Layout dataset entries —
· · · · · · ·

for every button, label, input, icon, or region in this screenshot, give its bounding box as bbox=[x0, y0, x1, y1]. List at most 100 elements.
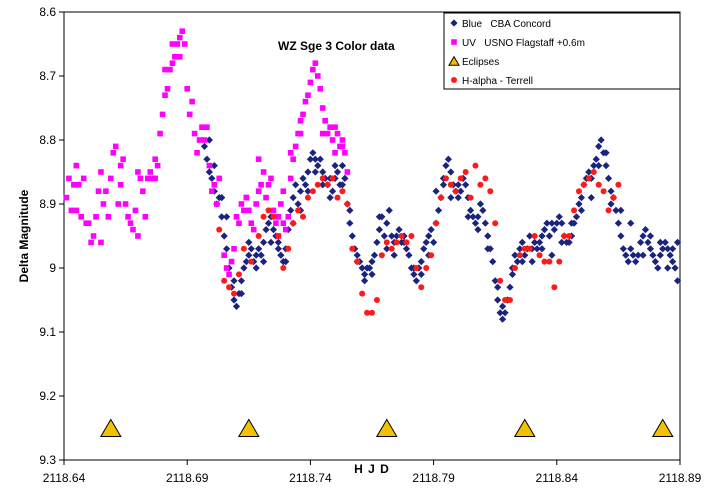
data-point-circle bbox=[265, 207, 272, 214]
data-point-square bbox=[122, 201, 129, 207]
data-point-square bbox=[144, 175, 151, 182]
data-point-circle bbox=[324, 181, 331, 188]
data-point-diamond bbox=[555, 213, 563, 221]
data-point-square bbox=[68, 207, 75, 214]
data-point-circle bbox=[541, 258, 548, 265]
data-point-diamond bbox=[454, 181, 462, 189]
data-point-diamond bbox=[316, 155, 324, 163]
data-point-diamond bbox=[427, 226, 435, 234]
data-point-circle bbox=[260, 213, 267, 220]
x-tick-label: 2118.64 bbox=[43, 471, 86, 485]
data-point-square bbox=[317, 86, 324, 92]
data-point-square bbox=[260, 169, 267, 175]
data-point-square bbox=[115, 201, 122, 207]
data-point-diamond bbox=[274, 245, 282, 253]
data-point-square bbox=[196, 137, 203, 143]
data-point-diamond bbox=[425, 232, 433, 240]
data-point-square bbox=[181, 41, 188, 47]
data-point-square bbox=[334, 130, 341, 137]
data-point-square bbox=[174, 41, 181, 47]
data-point-square bbox=[100, 201, 107, 207]
data-point-diamond bbox=[255, 245, 263, 253]
data-point-square bbox=[310, 66, 316, 73]
data-point-square bbox=[191, 130, 198, 137]
data-point-square bbox=[105, 214, 112, 220]
data-point-circle bbox=[521, 245, 528, 252]
data-point-diamond bbox=[314, 162, 322, 170]
series-circle-points bbox=[216, 162, 622, 316]
data-point-circle bbox=[285, 245, 292, 252]
axes: 2118.64 2118.69 2118.74 2118.79 2118.84 2118.… bbox=[39, 5, 701, 485]
data-point-circle bbox=[403, 239, 410, 246]
data-point-diamond bbox=[277, 251, 285, 259]
data-point-diamond bbox=[380, 232, 388, 240]
legend-item: Blue CBA Concord bbox=[450, 19, 551, 30]
data-point-diamond bbox=[417, 270, 425, 278]
data-point-diamond bbox=[494, 283, 502, 291]
data-point-circle bbox=[442, 175, 449, 182]
data-point-square bbox=[312, 60, 319, 66]
data-point-circle bbox=[536, 252, 543, 259]
data-point-circle bbox=[309, 188, 316, 195]
data-point-square bbox=[216, 175, 223, 182]
data-point-diamond bbox=[405, 251, 413, 259]
data-point-circle bbox=[428, 252, 435, 259]
data-point-diamond bbox=[646, 245, 655, 253]
legend-marker-square bbox=[451, 39, 457, 45]
data-point-diamond bbox=[383, 219, 391, 227]
data-point-square bbox=[172, 54, 178, 60]
data-point-circle bbox=[388, 245, 395, 252]
data-point-diamond bbox=[232, 302, 241, 310]
data-point-diamond bbox=[223, 213, 231, 221]
data-point-diamond bbox=[511, 251, 519, 259]
data-point-diamond bbox=[538, 245, 546, 253]
data-point-square bbox=[292, 143, 299, 150]
data-point-diamond bbox=[269, 226, 278, 234]
data-point-square bbox=[127, 220, 134, 226]
data-point-diamond bbox=[348, 232, 356, 240]
data-point-square bbox=[297, 118, 304, 124]
data-point-diamond bbox=[301, 181, 310, 189]
data-point-circle bbox=[511, 265, 518, 271]
data-point-diamond bbox=[294, 200, 302, 208]
data-point-diamond bbox=[479, 206, 487, 214]
data-point-square bbox=[243, 194, 250, 201]
y-tick-label: 9.2 bbox=[39, 389, 56, 403]
y-tick-label: 8.9 bbox=[39, 197, 56, 211]
data-point-diamond bbox=[328, 187, 337, 195]
data-point-circle bbox=[240, 245, 247, 252]
data-marks bbox=[63, 28, 682, 437]
data-point-circle bbox=[270, 213, 277, 220]
legend-marker-diamond bbox=[450, 19, 458, 27]
data-point-diamond bbox=[617, 232, 625, 240]
data-point-diamond bbox=[304, 187, 312, 195]
data-point-diamond bbox=[535, 238, 544, 246]
data-point-diamond bbox=[296, 187, 305, 195]
data-point-diamond bbox=[644, 238, 652, 246]
data-point-diamond bbox=[476, 200, 485, 208]
data-point-diamond bbox=[402, 245, 411, 253]
data-point-circle bbox=[482, 175, 489, 182]
data-point-diamond bbox=[257, 251, 265, 259]
data-point-circle bbox=[300, 213, 307, 220]
data-point-diamond bbox=[627, 219, 635, 227]
data-point-diamond bbox=[533, 245, 541, 253]
data-point-square bbox=[270, 207, 277, 214]
data-point-diamond bbox=[304, 168, 312, 176]
data-point-diamond bbox=[299, 174, 307, 182]
data-point-diamond bbox=[587, 194, 595, 202]
data-point-diamond bbox=[595, 162, 603, 170]
data-point-diamond bbox=[548, 251, 556, 259]
data-point-square bbox=[130, 226, 136, 233]
data-point-diamond bbox=[457, 187, 465, 195]
data-point-square bbox=[287, 150, 294, 156]
data-point-circle bbox=[605, 207, 612, 214]
data-point-circle bbox=[275, 233, 282, 239]
data-point-square bbox=[189, 98, 195, 105]
data-point-diamond bbox=[447, 168, 455, 176]
data-point-square bbox=[199, 124, 205, 130]
legend-label: Eclipses bbox=[462, 57, 499, 68]
data-point-diamond bbox=[375, 213, 383, 221]
data-point-diamond bbox=[245, 238, 253, 246]
data-point-circle bbox=[561, 233, 568, 239]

· · · · · · ·

Exercise goal — Render every line above as a JSON list of strings, one string per line, with blank lines skipped and the picture lines left out.

Written answer —
[
  "for every button, label, input, icon, or region in this screenshot, give its bounding box as bbox=[x0, y0, x1, y1]. List at most 100 elements.",
  "data-point-circle bbox=[265, 207, 272, 214]",
  "data-point-square bbox=[122, 201, 129, 207]",
  "data-point-square bbox=[144, 175, 151, 182]",
  "data-point-circle bbox=[324, 181, 331, 188]",
  "data-point-diamond bbox=[555, 213, 563, 221]",
  "data-point-square bbox=[68, 207, 75, 214]",
  "data-point-circle bbox=[541, 258, 548, 265]",
  "data-point-diamond bbox=[454, 181, 462, 189]",
  "data-point-diamond bbox=[316, 155, 324, 163]",
  "data-point-diamond bbox=[427, 226, 435, 234]",
  "data-point-circle bbox=[260, 213, 267, 220]",
  "x-tick-label: 2118.64 bbox=[43, 471, 86, 485]",
  "data-point-square bbox=[317, 86, 324, 92]",
  "data-point-square bbox=[260, 169, 267, 175]",
  "data-point-square bbox=[115, 201, 122, 207]",
  "data-point-diamond bbox=[274, 245, 282, 253]",
  "data-point-square bbox=[196, 137, 203, 143]",
  "data-point-diamond bbox=[425, 232, 433, 240]",
  "data-point-square bbox=[181, 41, 188, 47]",
  "data-point-square bbox=[334, 130, 341, 137]",
  "data-point-square bbox=[174, 41, 181, 47]",
  "data-point-square bbox=[100, 201, 107, 207]",
  "data-point-diamond bbox=[255, 245, 263, 253]",
  "data-point-square bbox=[310, 66, 316, 73]",
  "data-point-square bbox=[191, 130, 198, 137]",
  "data-point-square bbox=[105, 214, 112, 220]",
  "data-point-circle bbox=[521, 245, 528, 252]",
  "data-point-diamond bbox=[314, 162, 322, 170]",
  "series-circle-points bbox=[216, 162, 622, 316]",
  "data-point-circle bbox=[285, 245, 292, 252]",
  "axes: 2118.64 2118.69 2118.74 2118.79 2118.84 2118.… bbox=[39, 5, 701, 485]",
  "data-point-circle bbox=[403, 239, 410, 246]",
  "data-point-diamond bbox=[277, 251, 285, 259]",
  "data-point-diamond bbox=[380, 232, 388, 240]",
  "legend-item: Blue CBA Concord bbox=[450, 19, 551, 30]",
  "data-point-diamond bbox=[417, 270, 425, 278]",
  "data-point-diamond bbox=[494, 283, 502, 291]",
  "data-point-circle bbox=[442, 175, 449, 182]",
  "data-point-square bbox=[312, 60, 319, 66]",
  "data-point-circle bbox=[536, 252, 543, 259]",
  "data-point-circle bbox=[309, 188, 316, 195]",
  "data-point-square bbox=[216, 175, 223, 182]",
  "data-point-diamond bbox=[405, 251, 413, 259]",
  "data-point-circle bbox=[428, 252, 435, 259]",
  "data-point-diamond bbox=[646, 245, 655, 253]",
  "legend-marker-square bbox=[451, 39, 457, 45]",
  "data-point-diamond bbox=[383, 219, 391, 227]",
  "data-point-square bbox=[172, 54, 178, 60]",
  "data-point-circle bbox=[388, 245, 395, 252]",
  "data-point-diamond bbox=[232, 302, 241, 310]",
  "data-point-diamond bbox=[223, 213, 231, 221]",
  "data-point-diamond bbox=[511, 251, 519, 259]",
  "data-point-diamond bbox=[538, 245, 546, 253]",
  "data-point-square bbox=[292, 143, 299, 150]",
  "data-point-diamond bbox=[269, 226, 278, 234]",
  "data-point-square bbox=[127, 220, 134, 226]",
  "data-point-diamond bbox=[348, 232, 356, 240]",
  "data-point-square bbox=[297, 118, 304, 124]",
  "data-point-diamond bbox=[301, 181, 310, 189]",
  "data-point-circle bbox=[511, 265, 518, 271]",
  "data-point-diamond bbox=[294, 200, 302, 208]",
  "data-point-diamond bbox=[479, 206, 487, 214]",
  "data-point-square bbox=[243, 194, 250, 201]",
  "y-tick-label: 9.2 bbox=[39, 389, 56, 403]",
  "y-tick-label: 8.9 bbox=[39, 197, 56, 211]",
  "data-point-diamond bbox=[328, 187, 337, 195]",
  "data-point-circle bbox=[240, 245, 247, 252]",
  "data-marks bbox=[63, 28, 682, 437]",
  "data-point-circle bbox=[270, 213, 277, 220]",
  "legend-marker-diamond bbox=[450, 19, 458, 27]",
  "data-point-diamond bbox=[617, 232, 625, 240]",
  "data-point-diamond bbox=[304, 187, 312, 195]",
  "data-point-diamond bbox=[535, 238, 544, 246]",
  "data-point-diamond bbox=[296, 187, 305, 195]",
  "data-point-diamond bbox=[644, 238, 652, 246]",
  "data-point-diamond bbox=[476, 200, 485, 208]",
  "data-point-diamond bbox=[402, 245, 411, 253]",
  "data-point-circle bbox=[482, 175, 489, 182]",
  "data-point-diamond bbox=[257, 251, 265, 259]",
  "data-point-circle bbox=[300, 213, 307, 220]",
  "data-point-diamond bbox=[627, 219, 635, 227]",
  "data-point-diamond bbox=[533, 245, 541, 253]",
  "data-point-square bbox=[270, 207, 277, 214]",
  "data-point-diamond bbox=[304, 168, 312, 176]",
  "data-point-diamond bbox=[299, 174, 307, 182]",
  "data-point-diamond bbox=[587, 194, 595, 202]",
  "data-point-diamond bbox=[595, 162, 603, 170]",
  "data-point-diamond bbox=[548, 251, 556, 259]",
  "data-point-square bbox=[130, 226, 136, 233]",
  "data-point-diamond bbox=[457, 187, 465, 195]",
  "data-point-square bbox=[287, 150, 294, 156]",
  "data-point-circle bbox=[605, 207, 612, 214]",
  "data-point-circle bbox=[275, 233, 282, 239]",
  "data-point-square bbox=[189, 98, 195, 105]",
  "data-point-diamond bbox=[447, 168, 455, 176]",
  "data-point-square bbox=[199, 124, 205, 130]",
  "legend-label: Eclipses bbox=[462, 57, 499, 68]",
  "data-point-diamond bbox=[375, 213, 383, 221]",
  "data-point-diamond bbox=[245, 238, 253, 246]",
  "data-point-circle bbox=[561, 233, 568, 239]"
]